Copy every entry word for word, but skip the pictures.

# START OF Record set

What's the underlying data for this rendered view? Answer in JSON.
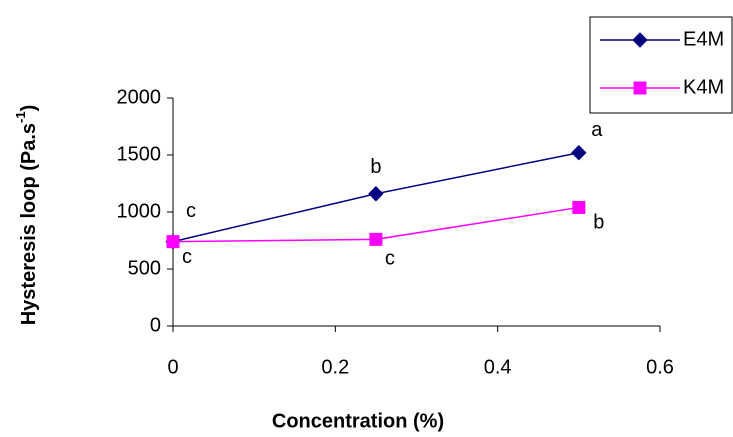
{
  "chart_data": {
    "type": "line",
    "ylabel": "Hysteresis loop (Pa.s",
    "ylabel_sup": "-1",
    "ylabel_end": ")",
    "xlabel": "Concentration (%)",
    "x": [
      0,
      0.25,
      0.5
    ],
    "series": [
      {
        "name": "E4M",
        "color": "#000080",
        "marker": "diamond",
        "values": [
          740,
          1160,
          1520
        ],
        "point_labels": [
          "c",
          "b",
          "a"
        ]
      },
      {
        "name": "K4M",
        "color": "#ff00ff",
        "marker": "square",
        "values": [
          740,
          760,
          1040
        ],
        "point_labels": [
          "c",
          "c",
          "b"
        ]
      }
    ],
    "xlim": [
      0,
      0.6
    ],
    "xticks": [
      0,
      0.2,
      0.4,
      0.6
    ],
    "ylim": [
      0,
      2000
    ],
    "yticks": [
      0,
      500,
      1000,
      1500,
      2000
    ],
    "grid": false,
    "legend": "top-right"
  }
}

# END OF Record set

- _Problem solution_:
What's the underlying data for this rendered view? Answer in JSON.
{
  "chart_data": {
    "type": "line",
    "ylabel": "Hysteresis loop (Pa.s",
    "ylabel_sup": "-1",
    "ylabel_end": ")",
    "xlabel": "Concentration (%)",
    "x": [
      0,
      0.25,
      0.5
    ],
    "series": [
      {
        "name": "E4M",
        "color": "#000080",
        "marker": "diamond",
        "values": [
          740,
          1160,
          1520
        ],
        "point_labels": [
          "c",
          "b",
          "a"
        ]
      },
      {
        "name": "K4M",
        "color": "#ff00ff",
        "marker": "square",
        "values": [
          740,
          760,
          1040
        ],
        "point_labels": [
          "c",
          "c",
          "b"
        ]
      }
    ],
    "xlim": [
      0,
      0.6
    ],
    "xticks": [
      0,
      0.2,
      0.4,
      0.6
    ],
    "ylim": [
      0,
      2000
    ],
    "yticks": [
      0,
      500,
      1000,
      1500,
      2000
    ],
    "grid": false,
    "legend": "top-right"
  }
}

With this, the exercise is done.